EXTRACTED ENTRIES:
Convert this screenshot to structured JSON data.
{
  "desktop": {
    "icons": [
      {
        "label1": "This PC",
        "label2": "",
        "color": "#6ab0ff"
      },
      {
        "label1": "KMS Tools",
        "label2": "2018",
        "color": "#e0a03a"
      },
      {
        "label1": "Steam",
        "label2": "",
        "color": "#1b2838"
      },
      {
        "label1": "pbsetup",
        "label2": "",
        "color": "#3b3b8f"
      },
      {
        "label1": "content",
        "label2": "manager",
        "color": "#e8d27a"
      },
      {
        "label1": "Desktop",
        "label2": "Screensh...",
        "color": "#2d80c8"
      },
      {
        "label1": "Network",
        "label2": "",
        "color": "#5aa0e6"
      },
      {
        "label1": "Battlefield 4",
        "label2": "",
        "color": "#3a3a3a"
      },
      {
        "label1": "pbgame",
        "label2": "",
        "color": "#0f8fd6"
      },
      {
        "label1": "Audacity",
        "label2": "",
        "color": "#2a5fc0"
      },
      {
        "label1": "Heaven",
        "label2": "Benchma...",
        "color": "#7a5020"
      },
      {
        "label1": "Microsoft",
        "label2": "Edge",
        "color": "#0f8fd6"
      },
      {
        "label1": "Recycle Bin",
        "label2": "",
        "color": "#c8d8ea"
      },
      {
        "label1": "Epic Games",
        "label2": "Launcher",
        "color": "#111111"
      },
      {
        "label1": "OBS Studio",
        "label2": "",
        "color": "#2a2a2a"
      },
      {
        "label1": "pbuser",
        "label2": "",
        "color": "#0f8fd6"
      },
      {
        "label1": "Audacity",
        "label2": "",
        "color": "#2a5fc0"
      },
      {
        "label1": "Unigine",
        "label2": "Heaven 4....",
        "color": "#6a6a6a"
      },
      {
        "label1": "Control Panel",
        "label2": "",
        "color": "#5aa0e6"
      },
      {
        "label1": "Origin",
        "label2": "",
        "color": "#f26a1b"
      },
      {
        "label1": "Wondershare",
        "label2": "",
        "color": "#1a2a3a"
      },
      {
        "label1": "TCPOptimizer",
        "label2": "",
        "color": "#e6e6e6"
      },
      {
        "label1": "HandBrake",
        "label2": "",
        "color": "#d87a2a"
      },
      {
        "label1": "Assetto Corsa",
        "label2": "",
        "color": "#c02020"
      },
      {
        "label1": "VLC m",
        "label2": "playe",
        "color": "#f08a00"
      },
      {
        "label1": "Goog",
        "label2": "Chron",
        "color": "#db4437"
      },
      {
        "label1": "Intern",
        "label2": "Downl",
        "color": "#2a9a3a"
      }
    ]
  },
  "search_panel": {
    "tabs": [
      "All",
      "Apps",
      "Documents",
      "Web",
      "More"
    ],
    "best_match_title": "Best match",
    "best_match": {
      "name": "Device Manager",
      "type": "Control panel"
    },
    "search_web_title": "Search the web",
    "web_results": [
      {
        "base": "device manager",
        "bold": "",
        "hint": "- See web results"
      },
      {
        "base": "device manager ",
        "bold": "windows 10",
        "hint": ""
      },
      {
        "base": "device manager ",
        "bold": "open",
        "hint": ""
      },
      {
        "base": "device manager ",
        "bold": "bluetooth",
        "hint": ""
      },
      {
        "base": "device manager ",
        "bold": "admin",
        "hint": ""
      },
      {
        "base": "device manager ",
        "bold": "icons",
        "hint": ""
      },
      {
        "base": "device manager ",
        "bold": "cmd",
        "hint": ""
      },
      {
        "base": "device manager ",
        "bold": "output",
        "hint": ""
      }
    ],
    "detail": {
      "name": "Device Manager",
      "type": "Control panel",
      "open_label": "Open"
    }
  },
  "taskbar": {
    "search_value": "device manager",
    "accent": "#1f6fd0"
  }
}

YOUR GOAL: Lines holding the word "type" in the entries above are the ones to pull out. Copy them all.

TASK RESPONSE:
      "type": "Control panel"
      "type": "Control panel",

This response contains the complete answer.